**STORED DATA:**
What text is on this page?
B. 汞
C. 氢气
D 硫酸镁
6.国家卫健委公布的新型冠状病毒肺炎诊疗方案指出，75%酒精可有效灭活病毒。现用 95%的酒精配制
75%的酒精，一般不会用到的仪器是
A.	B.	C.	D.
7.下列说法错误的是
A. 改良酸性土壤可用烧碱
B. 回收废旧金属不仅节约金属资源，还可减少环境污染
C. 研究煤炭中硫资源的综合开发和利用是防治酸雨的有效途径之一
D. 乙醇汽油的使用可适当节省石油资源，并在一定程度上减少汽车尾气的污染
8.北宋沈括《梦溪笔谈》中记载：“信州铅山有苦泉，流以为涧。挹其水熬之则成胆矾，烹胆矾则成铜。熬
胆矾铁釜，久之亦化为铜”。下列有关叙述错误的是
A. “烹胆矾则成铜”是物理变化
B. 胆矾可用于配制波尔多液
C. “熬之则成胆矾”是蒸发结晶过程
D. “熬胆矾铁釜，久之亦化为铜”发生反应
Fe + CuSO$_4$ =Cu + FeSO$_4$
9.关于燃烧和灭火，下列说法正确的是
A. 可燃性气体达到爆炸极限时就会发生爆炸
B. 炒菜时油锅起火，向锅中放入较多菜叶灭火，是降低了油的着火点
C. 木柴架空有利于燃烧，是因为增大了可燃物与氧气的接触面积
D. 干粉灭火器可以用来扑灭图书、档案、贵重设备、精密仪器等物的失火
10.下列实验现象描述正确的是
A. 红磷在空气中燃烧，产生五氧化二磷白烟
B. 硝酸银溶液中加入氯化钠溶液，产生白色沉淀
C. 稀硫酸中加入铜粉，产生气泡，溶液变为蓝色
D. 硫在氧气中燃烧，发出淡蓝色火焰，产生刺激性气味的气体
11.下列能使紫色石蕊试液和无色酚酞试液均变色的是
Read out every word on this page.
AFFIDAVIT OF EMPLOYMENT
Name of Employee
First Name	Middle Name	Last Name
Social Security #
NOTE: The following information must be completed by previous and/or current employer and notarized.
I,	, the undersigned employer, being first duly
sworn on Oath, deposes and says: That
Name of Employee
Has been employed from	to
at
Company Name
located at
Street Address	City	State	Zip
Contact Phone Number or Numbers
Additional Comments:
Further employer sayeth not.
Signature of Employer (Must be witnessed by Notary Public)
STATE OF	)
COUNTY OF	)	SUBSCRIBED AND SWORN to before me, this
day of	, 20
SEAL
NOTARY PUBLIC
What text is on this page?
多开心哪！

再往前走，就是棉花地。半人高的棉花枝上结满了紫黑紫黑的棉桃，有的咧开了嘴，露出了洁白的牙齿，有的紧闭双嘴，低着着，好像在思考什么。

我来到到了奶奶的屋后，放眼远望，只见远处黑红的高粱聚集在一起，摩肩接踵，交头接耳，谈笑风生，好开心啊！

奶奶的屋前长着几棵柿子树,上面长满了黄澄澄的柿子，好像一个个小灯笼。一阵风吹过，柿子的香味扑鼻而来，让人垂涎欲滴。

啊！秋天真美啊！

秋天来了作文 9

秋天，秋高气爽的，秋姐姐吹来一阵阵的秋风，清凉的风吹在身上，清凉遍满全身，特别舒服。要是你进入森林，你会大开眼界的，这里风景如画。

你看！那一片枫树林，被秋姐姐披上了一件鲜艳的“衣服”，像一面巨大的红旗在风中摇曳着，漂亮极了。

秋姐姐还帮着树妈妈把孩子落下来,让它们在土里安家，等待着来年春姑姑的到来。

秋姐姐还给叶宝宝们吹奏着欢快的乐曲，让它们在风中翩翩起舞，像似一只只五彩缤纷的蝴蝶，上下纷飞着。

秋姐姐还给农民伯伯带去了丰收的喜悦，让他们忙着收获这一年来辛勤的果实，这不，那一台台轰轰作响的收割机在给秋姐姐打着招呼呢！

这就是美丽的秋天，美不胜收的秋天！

**WHAT IS REQUIRED:** Copy out every entry again, exactly as it was given.

**FINISHED ANSWER:**
What text is on this page?
B. 汞
C. 氢气
D 硫酸镁
6.国家卫健委公布的新型冠状病毒肺炎诊疗方案指出，75%酒精可有效灭活病毒。现用 95%的酒精配制
75%的酒精，一般不会用到的仪器是
A.	B.	C.	D.
7.下列说法错误的是
A. 改良酸性土壤可用烧碱
B. 回收废旧金属不仅节约金属资源，还可减少环境污染
C. 研究煤炭中硫资源的综合开发和利用是防治酸雨的有效途径之一
D. 乙醇汽油的使用可适当节省石油资源，并在一定程度上减少汽车尾气的污染
8.北宋沈括《梦溪笔谈》中记载：“信州铅山有苦泉，流以为涧。挹其水熬之则成胆矾，烹胆矾则成铜。熬
胆矾铁釜，久之亦化为铜”。下列有关叙述错误的是
A. “烹胆矾则成铜”是物理变化
B. 胆矾可用于配制波尔多液
C. “熬之则成胆矾”是蒸发结晶过程
D. “熬胆矾铁釜，久之亦化为铜”发生反应
Fe + CuSO$_4$ =Cu + FeSO$_4$
9.关于燃烧和灭火，下列说法正确的是
A. 可燃性气体达到爆炸极限时就会发生爆炸
B. 炒菜时油锅起火，向锅中放入较多菜叶灭火，是降低了油的着火点
C. 木柴架空有利于燃烧，是因为增大了可燃物与氧气的接触面积
D. 干粉灭火器可以用来扑灭图书、档案、贵重设备、精密仪器等物的失火
10.下列实验现象描述正确的是
A. 红磷在空气中燃烧，产生五氧化二磷白烟
B. 硝酸银溶液中加入氯化钠溶液，产生白色沉淀
C. 稀硫酸中加入铜粉，产生气泡，溶液变为蓝色
D. 硫在氧气中燃烧，发出淡蓝色火焰，产生刺激性气味的气体
11.下列能使紫色石蕊试液和无色酚酞试液均变色的是
Read out every word on this page.
AFFIDAVIT OF EMPLOYMENT
Name of Employee
First Name	Middle Name	Last Name
Social Security #
NOTE: The following information must be completed by previous and/or current employer and notarized.
I,	, the undersigned employer, being first duly
sworn on Oath, deposes and says: That
Name of Employee
Has been employed from	to
at
Company Name
located at
Street Address	City	State	Zip
Contact Phone Number or Numbers
Additional Comments:
Further employer sayeth not.
Signature of Employer (Must be witnessed by Notary Public)
STATE OF	)
COUNTY OF	)	SUBSCRIBED AND SWORN to before me, this
day of	, 20
SEAL
NOTARY PUBLIC
What text is on this page?
多开心哪！

再往前走，就是棉花地。半人高的棉花枝上结满了紫黑紫黑的棉桃，有的咧开了嘴，露出了洁白的牙齿，有的紧闭双嘴，低着着，好像在思考什么。

我来到到了奶奶的屋后，放眼远望，只见远处黑红的高粱聚集在一起，摩肩接踵，交头接耳，谈笑风生，好开心啊！

奶奶的屋前长着几棵柿子树,上面长满了黄澄澄的柿子，好像一个个小灯笼。一阵风吹过，柿子的香味扑鼻而来，让人垂涎欲滴。

啊！秋天真美啊！

秋天来了作文 9

秋天，秋高气爽的，秋姐姐吹来一阵阵的秋风，清凉的风吹在身上，清凉遍满全身，特别舒服。要是你进入森林，你会大开眼界的，这里风景如画。

你看！那一片枫树林，被秋姐姐披上了一件鲜艳的“衣服”，像一面巨大的红旗在风中摇曳着，漂亮极了。

秋姐姐还帮着树妈妈把孩子落下来,让它们在土里安家，等待着来年春姑姑的到来。

秋姐姐还给叶宝宝们吹奏着欢快的乐曲，让它们在风中翩翩起舞，像似一只只五彩缤纷的蝴蝶，上下纷飞着。

秋姐姐还给农民伯伯带去了丰收的喜悦，让他们忙着收获这一年来辛勤的果实，这不，那一台台轰轰作响的收割机在给秋姐姐打着招呼呢！

这就是美丽的秋天，美不胜收的秋天！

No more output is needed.